→ **Work required**
From the listing, collect all lines containing the word "shadow".
--
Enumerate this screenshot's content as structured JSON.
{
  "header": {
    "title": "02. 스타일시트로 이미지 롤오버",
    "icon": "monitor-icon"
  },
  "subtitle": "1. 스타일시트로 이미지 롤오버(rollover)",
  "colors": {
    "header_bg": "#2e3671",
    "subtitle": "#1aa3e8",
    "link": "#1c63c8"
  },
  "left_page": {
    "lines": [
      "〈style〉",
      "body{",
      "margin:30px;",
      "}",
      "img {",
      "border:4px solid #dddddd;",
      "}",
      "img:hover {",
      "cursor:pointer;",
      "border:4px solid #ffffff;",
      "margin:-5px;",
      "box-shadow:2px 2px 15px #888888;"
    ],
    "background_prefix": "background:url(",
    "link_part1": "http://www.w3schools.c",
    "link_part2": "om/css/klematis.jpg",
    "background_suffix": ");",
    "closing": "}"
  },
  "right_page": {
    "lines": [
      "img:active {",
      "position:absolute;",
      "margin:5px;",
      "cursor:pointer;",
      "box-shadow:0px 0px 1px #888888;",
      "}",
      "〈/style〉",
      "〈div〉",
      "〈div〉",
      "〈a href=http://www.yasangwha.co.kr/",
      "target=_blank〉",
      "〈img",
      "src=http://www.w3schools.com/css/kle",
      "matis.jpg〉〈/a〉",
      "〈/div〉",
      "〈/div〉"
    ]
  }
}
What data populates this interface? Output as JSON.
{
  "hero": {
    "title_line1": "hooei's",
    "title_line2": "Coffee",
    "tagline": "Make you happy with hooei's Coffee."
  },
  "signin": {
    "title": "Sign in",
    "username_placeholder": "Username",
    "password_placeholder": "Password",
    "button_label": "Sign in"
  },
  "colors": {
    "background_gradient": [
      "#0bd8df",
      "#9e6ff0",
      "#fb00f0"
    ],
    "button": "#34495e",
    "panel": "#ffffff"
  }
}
--
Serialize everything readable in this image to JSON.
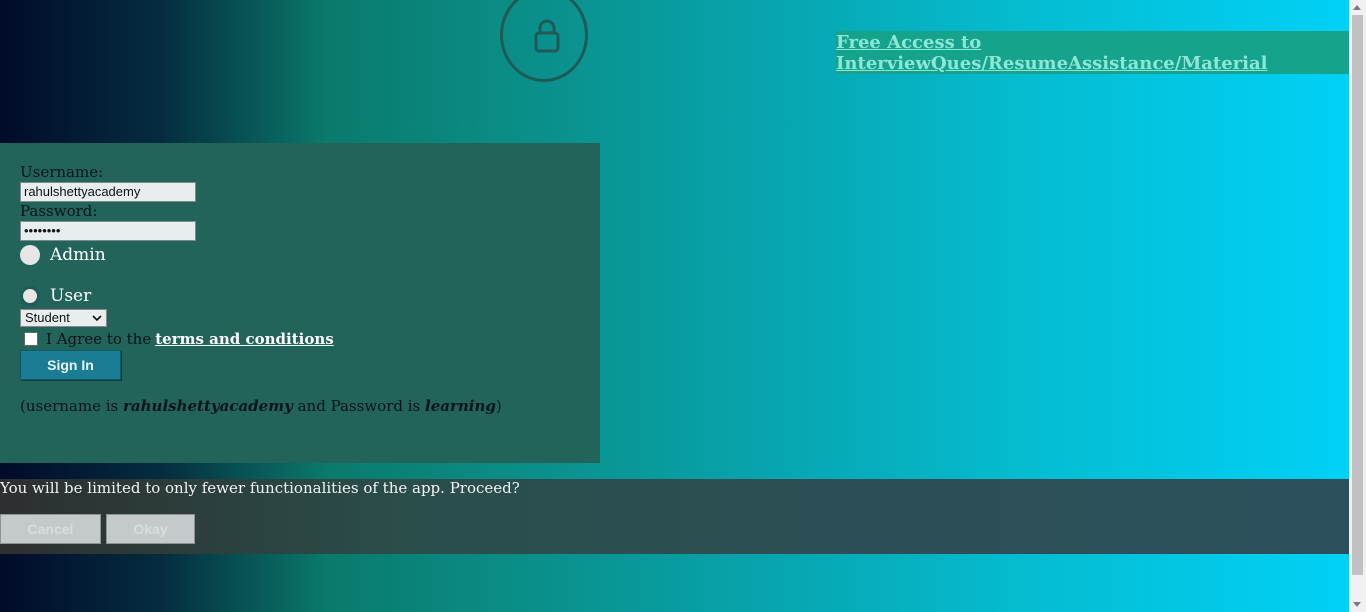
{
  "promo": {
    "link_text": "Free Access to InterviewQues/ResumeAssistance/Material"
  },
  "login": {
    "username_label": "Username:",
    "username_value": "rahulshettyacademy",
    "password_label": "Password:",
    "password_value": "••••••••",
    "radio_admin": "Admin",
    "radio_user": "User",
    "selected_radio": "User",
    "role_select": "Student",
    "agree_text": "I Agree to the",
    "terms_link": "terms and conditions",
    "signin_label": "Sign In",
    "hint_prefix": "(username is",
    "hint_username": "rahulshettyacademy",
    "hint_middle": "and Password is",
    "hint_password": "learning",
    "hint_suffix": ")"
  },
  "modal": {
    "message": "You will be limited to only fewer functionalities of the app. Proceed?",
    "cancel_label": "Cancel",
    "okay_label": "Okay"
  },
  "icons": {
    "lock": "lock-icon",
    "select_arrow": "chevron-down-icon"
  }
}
--
→ **Exercise answer**
      "box-shadow:2px 2px 15px #888888;"
      "box-shadow:0px 0px 1px #888888;",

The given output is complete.